=== TO DO ===
Copy out the lines from the start of the records through the line containing "read-more-label: Lees meer (572, 525, 653, 543)", with both ends included, reproducing them precisely.

Element boundary records:

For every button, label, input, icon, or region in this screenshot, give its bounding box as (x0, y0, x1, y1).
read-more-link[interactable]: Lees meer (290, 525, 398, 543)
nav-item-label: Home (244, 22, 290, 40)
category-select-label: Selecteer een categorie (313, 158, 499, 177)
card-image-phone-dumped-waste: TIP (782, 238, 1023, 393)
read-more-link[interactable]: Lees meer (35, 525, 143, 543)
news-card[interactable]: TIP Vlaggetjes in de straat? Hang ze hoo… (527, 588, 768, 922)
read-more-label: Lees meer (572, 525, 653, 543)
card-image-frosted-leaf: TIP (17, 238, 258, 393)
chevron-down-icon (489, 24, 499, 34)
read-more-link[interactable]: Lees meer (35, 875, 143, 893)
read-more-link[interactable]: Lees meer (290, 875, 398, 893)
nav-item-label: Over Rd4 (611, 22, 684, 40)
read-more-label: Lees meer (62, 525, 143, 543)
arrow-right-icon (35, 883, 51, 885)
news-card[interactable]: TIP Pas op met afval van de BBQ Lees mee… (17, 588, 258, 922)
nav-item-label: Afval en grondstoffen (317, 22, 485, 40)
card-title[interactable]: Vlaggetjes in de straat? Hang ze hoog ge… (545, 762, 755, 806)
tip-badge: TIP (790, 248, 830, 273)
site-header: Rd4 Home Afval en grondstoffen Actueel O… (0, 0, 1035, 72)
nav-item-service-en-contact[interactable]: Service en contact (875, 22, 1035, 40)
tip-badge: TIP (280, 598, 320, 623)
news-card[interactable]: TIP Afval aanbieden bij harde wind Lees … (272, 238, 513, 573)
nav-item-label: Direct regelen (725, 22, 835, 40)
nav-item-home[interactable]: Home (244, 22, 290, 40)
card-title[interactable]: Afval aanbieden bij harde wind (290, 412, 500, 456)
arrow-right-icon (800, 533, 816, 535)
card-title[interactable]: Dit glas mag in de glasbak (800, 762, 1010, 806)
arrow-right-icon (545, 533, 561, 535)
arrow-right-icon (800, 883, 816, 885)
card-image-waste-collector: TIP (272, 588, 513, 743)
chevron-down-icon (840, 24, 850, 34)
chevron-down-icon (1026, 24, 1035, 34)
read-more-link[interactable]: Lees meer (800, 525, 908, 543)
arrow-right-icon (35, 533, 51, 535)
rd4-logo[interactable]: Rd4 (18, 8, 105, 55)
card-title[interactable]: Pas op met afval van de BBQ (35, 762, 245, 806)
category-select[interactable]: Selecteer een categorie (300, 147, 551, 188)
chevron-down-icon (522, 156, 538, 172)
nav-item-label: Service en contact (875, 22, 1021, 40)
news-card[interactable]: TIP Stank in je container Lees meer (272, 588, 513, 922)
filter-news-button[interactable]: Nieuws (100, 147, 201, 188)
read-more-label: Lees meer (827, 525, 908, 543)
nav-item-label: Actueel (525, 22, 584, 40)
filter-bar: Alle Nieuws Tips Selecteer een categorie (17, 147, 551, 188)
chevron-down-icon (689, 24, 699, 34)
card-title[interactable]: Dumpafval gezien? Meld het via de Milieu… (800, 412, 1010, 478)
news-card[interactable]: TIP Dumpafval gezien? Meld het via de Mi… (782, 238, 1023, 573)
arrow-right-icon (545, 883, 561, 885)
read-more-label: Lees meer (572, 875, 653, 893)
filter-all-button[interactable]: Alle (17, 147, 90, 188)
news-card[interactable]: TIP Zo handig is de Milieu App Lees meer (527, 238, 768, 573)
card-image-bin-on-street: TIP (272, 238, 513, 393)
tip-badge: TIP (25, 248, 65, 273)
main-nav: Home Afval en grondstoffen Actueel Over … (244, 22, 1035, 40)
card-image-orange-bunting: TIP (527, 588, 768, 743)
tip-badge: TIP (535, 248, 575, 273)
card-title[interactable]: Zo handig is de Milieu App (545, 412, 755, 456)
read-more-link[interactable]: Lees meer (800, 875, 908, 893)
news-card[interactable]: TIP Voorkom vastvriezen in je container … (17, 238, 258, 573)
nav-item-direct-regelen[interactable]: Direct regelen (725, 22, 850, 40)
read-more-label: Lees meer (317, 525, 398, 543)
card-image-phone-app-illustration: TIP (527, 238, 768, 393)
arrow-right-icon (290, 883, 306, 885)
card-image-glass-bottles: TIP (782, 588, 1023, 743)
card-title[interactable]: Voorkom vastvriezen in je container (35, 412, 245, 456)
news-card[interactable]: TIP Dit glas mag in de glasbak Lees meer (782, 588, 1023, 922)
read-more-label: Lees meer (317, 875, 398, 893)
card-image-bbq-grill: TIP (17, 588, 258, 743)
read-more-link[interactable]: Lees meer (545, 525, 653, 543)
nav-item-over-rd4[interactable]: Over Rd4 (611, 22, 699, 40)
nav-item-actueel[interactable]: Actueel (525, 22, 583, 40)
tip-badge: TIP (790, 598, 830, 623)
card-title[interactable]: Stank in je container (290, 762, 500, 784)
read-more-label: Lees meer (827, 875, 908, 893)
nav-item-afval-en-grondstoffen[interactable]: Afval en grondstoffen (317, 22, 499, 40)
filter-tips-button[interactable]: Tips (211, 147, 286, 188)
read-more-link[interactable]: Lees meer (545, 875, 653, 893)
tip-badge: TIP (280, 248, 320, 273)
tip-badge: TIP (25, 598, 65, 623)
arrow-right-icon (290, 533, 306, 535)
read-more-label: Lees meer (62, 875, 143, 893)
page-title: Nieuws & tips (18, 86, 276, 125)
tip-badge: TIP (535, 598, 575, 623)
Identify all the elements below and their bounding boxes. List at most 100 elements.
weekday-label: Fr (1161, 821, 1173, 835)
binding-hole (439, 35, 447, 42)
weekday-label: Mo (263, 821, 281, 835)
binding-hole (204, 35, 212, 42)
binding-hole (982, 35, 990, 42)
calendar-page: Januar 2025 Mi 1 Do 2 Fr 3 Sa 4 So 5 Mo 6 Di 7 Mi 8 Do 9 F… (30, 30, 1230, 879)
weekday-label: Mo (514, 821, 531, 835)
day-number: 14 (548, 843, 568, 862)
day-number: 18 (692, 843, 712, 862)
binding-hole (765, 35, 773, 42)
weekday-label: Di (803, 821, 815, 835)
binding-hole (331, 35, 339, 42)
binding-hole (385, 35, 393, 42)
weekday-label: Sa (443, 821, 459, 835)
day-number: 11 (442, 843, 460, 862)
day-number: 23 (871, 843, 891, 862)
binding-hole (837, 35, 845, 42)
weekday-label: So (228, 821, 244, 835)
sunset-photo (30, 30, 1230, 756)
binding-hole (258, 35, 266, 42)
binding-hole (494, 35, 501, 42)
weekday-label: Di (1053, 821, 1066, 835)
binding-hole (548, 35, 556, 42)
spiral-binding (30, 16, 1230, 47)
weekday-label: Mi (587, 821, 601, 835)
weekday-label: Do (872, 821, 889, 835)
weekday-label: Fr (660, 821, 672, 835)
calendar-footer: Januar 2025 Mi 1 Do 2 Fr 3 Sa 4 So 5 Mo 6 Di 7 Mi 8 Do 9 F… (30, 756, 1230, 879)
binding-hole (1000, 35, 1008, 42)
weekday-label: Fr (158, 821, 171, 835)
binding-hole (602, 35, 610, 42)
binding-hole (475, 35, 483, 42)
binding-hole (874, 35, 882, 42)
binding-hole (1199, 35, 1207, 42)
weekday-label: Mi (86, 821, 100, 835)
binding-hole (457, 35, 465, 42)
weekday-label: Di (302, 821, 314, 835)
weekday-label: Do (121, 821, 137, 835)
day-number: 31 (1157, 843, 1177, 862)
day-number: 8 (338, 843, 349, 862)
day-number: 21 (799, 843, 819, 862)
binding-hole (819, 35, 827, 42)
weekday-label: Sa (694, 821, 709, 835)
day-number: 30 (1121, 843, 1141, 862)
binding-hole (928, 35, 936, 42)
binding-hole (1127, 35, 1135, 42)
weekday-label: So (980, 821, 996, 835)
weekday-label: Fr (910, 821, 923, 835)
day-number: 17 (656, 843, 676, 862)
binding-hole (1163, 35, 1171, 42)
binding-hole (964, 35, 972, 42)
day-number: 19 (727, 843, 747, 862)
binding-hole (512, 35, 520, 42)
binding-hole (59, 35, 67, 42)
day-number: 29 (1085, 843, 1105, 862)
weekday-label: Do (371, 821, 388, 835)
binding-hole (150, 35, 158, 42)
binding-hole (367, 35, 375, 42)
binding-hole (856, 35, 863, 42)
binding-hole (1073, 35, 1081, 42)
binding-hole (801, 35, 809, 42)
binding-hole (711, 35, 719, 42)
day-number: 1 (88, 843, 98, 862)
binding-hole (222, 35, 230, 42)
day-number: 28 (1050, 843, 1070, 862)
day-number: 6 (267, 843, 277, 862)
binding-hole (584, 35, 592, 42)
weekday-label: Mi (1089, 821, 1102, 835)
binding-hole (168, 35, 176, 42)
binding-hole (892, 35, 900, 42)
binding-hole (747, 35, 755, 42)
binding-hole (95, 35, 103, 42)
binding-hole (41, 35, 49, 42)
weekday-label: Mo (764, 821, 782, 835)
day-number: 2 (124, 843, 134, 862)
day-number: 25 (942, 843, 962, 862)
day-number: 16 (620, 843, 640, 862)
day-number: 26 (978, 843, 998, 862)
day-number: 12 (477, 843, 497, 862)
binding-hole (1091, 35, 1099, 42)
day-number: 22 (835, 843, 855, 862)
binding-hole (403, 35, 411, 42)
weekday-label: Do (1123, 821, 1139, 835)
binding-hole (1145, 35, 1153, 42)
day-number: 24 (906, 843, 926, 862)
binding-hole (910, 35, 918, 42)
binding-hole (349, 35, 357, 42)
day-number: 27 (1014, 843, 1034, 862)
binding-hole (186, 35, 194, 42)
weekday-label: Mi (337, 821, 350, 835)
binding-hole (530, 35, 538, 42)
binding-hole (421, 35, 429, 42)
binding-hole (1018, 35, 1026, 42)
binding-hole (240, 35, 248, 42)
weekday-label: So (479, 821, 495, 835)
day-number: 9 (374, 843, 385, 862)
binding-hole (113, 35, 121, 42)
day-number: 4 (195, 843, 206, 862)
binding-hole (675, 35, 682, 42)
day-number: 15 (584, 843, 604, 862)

=== SOLVED PROBLEM ===
For every button, label, input, icon, or region in this screenshot, give its bounding box as (x0, y0, x1, y1).
read-more-link[interactable]: Lees meer (290, 525, 398, 543)
nav-item-label: Home (244, 22, 290, 40)
category-select-label: Selecteer een categorie (313, 158, 499, 177)
card-image-phone-dumped-waste: TIP (782, 238, 1023, 393)
read-more-link[interactable]: Lees meer (35, 525, 143, 543)
news-card[interactable]: TIP Vlaggetjes in de straat? Hang ze hoo… (527, 588, 768, 922)
read-more-label: Lees meer (572, 525, 653, 543)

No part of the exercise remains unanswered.